Provided text start

Due to problems with IFC interpretation and geometric kernel differences, all CAD vendors, without exception, use reverse engineering SDKs to transfer data between solutions of different vendors and no one uses complex IFC or USD format for interoperability purposes.

The MESH USD format, offered from 2023 by CAD vendors in the new AOUSD alliance discussed in last week’s article (An Era of Change: IFC is a thing of the past or why Autodesk and other CAD vendors are willing to give up IFC for USD in 14 key facts), has the potential to become the new standard for replacing parametric geometry in proprietary formats. It can also serve as a means to describe BREP geometry in IFC, which CAD vendors themselves have failed to do so far.

But instead of using concepts promoted by alliances of CAD vendors that they themselves do not use, it is more productive to focus on understanding the benefits of each approach in a specific context and choose one or another type of geometry depending on the use case.

The choice between different geometric representations is a trade-off between accuracy, computational efficiency, and the practical needs of a particular problem.

Figure 19: Tessellated BREP sphere with different number of polygons

The complexity and use of geometric kernels that CAD vendors impose on the construction industry in the processing of design data may not be necessary at all. The USD format with MESH geometry may be a Pandora’s box for the industry, opening up alternative approaches to IFC and BREP data exchange for designers. It turned out that there are other, simpler and more open formats that can provide quality interaction between CAD (BIM) engineers and dozens of other specialists.

One of the most popular construction ERP systems — ITWO/MTWO — is an existing example of such an effective application of MESH geometry in the business processes of construction companies. This product, owned by the Franco-German association of Schneider Electric and RIB Software, demonstrated the use of the MESH format with a simplified meta-information storage scheme back in the mid-2000s. Instead of the IFC and USD formats, ITWO/MTWO uses the proprietary but readable CPIXML format.

Behind the development of the iTWO/MTWO ERP system is the construction corporation Strabag, and more specifically its subsidiary Züblin from Stuttgart. It was Züblin that initiated the development of iTWO, which at the time was positioned not just as an ERP system, but as an international platform for 4D-5D BIM — the integration of design data with schedules and estimates.

9. Zublin-Strabag’s attempt to subordinate CAD (BIM) vendors to the interests of the construction industry

Züblin-Strabag is one of Europe’s largest construction companies with a deep understanding of all phases of the construction process. STRABAG SE’s turnover reached 17.67 billion euros in 2023. By comparison, the total global market size of CAD software companies, including Autodesk, was estimated at around $18.54 billion in 2021,.

The developers of Zublin (Strabag) and RIB Software in Stuttgart were able to create plug-in converters for basic CAD programs that take geometric data and tessellate it in the OBJ format CPIXML (similar to USD). As a result, such triangulated geometries made it possible to calculate more than 150 different volumetric characteristics based on primitive MESH OBJ geometry beyond the CAD (BIM) programs in a tabular ERP, in addition to those already obtained within the CAD program itself. After the sale of ITWO to France’s Schneider Electric for €1.5 billion, Züblin (Strabag) focused on creating a new product for interoperability in the construction industry.

Provided text end
Supplied information start

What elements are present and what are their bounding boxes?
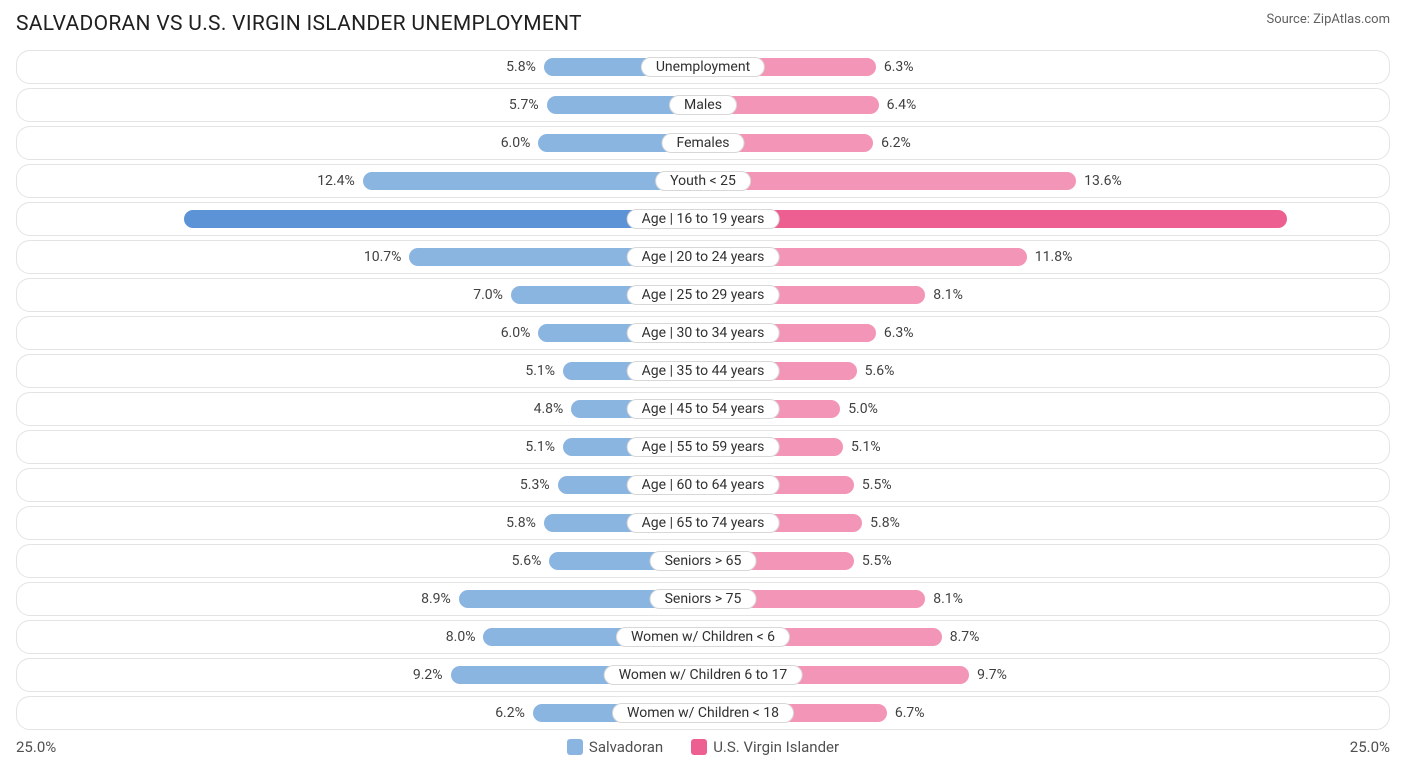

Supplied information end

• _To be done_:
- a) Name every company mentioned in the article on CAD geometry formats.
- b) According to the article on CAD geometry formats, what was STRABAG SE's turnover in 2023?
- c) From the article on CAD geometry formats, extract the passage starting at "The MESH USD" and ending at "to do so far.".

• _Responses by task_:
- a) Autodesk, Schneider Electric, RIB Software, Strabag (STRABAG SE), Züblin

- b) 17.67 billion euros

- c)
The MESH USD format, offered from 2023 by CAD vendors in the new AOUSD alliance discussed in last week’s article (An Era of Change: IFC is a thing of the past or why Autodesk and other CAD vendors are willing to give up IFC for USD in 14 key facts), has the potential to become the new standard for replacing parametric geometry in proprietary formats. It can also serve as a means to describe BREP geometry in IFC, which CAD vendors themselves have failed to do so far.